Pep Guardiola: gambling his way to the dugout
For someone on a sabbatical, there is a noisy clamour around Pep Guardiola. The funny thing is, never before has there been this much corporate schmooze for someone who is presently absent from the game.
It would be sacrilegious to even doubt Guardiola’s achievements at Barcelona between 2008 and 2012. In what was perhaps the most dominant four-year period of any club side ever, Guardiola amassed a total of 14 trophies. To put that into perspective, it has taken Sir Alex Ferguson 27 years to win 48 trophies with Manchester United.
One can never quite fathom what he could have accomplished had he remained at the helm of his hometown club. But Guardiola was so extremely stressed and burnt-out, not only by his constant need for perfection but also his never ending rivalry with Real Madrid’s Jose Mourinho, that by the end of it (and this is common knowledge) he lost all his hair.
Ferguson famously said that his side were ‘given a hiding’ by the Catalans’ ‘passing carousel’ in the two Champions League finals of 2009 and 2011. So impressed was he with the Catalans’ performance, that the fiery Scot has since earmarked Guardiola as a possible candidate to succeed him at Old Trafford.
Having said that and boasting of a CV that speaks for itself, the Spaniard still has his doubters. There are those who believe he may just be a one-trick pony. That, with the likes of Leo Messi, Xavi and Andreas Iniesta running the show at Camp Nou, he was lucky to be at the right place at the right time.

Records from a dataset
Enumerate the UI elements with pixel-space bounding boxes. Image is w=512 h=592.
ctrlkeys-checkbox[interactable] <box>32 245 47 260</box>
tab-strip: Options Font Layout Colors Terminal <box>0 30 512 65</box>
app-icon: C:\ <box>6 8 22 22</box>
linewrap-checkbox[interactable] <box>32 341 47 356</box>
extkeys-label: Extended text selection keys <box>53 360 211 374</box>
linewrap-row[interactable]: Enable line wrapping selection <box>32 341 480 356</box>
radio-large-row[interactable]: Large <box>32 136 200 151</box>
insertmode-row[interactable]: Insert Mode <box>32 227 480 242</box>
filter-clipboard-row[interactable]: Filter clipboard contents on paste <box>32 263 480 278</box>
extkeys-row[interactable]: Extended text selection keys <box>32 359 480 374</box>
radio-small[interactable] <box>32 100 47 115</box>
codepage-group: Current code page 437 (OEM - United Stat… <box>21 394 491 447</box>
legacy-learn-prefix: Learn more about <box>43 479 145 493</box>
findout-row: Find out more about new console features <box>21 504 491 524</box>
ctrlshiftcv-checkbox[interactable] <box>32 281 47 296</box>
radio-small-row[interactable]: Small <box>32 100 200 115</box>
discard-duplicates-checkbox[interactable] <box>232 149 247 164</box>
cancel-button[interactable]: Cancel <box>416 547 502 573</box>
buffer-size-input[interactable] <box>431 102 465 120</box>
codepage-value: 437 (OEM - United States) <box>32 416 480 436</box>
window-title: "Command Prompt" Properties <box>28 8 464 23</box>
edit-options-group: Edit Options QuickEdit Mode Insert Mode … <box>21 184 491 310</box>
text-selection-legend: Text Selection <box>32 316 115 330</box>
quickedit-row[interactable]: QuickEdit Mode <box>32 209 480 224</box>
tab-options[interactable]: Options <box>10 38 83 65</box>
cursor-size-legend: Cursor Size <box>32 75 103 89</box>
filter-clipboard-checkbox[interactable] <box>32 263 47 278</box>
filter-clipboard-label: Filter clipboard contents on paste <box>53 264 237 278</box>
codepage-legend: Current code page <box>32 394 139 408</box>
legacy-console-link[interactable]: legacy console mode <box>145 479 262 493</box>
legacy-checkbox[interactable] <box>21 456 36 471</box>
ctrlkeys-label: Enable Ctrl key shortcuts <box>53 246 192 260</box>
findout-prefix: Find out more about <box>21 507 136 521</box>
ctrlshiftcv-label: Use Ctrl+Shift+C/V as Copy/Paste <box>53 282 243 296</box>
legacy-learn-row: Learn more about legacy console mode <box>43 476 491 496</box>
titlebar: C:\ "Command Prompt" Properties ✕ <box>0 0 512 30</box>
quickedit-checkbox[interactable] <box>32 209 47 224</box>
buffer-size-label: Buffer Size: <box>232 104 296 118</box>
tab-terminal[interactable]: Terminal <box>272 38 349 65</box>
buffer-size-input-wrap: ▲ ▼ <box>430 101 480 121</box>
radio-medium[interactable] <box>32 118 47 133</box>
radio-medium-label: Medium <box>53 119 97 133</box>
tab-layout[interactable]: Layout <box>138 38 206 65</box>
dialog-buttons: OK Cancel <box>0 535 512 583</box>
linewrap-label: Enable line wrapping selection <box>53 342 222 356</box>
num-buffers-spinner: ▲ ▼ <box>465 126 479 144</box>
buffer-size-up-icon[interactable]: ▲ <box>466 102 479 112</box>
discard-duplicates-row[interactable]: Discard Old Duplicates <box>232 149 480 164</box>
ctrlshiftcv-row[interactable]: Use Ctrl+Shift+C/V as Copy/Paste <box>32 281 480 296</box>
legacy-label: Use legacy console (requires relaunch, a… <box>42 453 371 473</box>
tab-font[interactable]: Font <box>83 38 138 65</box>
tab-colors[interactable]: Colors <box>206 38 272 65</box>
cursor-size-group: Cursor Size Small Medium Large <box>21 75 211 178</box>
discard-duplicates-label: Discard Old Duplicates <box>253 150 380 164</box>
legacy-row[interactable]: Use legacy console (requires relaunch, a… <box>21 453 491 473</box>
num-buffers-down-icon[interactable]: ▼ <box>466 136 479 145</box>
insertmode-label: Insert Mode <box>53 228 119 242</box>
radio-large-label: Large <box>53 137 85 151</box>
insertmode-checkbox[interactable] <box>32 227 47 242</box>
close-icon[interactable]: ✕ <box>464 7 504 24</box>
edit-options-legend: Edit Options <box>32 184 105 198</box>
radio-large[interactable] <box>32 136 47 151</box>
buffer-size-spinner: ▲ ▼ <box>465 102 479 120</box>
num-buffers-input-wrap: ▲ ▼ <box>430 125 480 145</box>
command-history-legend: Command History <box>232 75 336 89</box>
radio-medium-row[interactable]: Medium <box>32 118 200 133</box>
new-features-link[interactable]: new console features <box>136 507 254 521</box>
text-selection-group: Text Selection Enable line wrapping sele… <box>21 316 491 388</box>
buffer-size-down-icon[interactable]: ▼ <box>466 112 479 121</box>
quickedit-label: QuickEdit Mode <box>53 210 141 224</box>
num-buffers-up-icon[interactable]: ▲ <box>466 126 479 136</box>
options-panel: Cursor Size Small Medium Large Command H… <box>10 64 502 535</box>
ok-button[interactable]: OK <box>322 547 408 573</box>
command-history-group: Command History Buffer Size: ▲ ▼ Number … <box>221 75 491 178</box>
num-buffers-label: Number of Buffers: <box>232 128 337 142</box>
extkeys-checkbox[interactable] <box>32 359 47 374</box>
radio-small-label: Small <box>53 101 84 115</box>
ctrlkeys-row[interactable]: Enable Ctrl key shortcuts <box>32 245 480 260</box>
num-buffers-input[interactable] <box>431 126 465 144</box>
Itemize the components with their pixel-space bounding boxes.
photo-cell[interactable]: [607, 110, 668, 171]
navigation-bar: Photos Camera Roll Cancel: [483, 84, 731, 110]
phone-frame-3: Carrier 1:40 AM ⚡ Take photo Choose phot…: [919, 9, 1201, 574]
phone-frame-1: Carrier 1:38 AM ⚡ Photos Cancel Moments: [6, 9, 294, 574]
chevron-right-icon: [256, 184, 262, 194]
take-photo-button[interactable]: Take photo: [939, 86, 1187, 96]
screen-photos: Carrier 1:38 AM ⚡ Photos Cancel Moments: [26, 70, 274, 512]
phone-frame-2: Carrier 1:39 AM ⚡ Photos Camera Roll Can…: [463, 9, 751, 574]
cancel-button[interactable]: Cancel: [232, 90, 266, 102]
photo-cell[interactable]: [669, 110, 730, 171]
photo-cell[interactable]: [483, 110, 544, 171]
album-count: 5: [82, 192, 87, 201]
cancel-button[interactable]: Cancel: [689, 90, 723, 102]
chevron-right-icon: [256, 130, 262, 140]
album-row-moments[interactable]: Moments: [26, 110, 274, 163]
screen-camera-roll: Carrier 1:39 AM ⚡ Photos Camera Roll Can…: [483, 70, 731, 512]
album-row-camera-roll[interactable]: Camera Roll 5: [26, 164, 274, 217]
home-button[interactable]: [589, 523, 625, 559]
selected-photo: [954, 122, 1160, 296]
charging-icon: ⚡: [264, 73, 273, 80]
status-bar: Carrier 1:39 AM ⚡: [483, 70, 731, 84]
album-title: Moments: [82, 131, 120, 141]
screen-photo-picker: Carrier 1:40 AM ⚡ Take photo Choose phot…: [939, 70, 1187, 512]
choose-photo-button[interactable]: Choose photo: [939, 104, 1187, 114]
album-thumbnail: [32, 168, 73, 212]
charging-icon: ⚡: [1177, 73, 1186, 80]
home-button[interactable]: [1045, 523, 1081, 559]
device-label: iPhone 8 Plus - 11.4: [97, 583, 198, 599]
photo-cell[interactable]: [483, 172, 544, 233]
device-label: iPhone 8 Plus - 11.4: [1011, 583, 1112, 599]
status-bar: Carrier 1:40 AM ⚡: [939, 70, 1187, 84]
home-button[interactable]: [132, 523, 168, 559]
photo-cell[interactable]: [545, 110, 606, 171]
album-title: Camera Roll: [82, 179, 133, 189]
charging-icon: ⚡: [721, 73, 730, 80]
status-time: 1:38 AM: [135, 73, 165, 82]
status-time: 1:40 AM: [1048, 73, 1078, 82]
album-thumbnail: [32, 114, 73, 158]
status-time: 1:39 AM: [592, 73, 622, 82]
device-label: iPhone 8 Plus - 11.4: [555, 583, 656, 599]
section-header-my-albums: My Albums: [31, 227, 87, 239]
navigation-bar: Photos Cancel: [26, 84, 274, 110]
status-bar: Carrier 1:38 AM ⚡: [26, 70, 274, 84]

WHAT TO DO
Using the article on Pep Guardiola, say yes or no for each statement and quote the words that decide it: (a) Guardiola won 14 trophies with Barcelona between 2008 and 2012. (b) Ferguson said his side beat Barcelona in the Champions League finals of 2009 and 2011. (c) Guardiola had a long rivalry with Jose Mourinho of Real Madrid.

EXERCISE OUTPUT
(a) Yes: "Guardiola amassed a total of 14 trophies."
(b) No: "his side were ‘given a hiding’ by the Catalans’ ‘passing carousel’ in the two Champions League finals of 2009 and 2011"
(c) Yes: "his never ending rivalry with Real Madrid’s Jose Mourinho"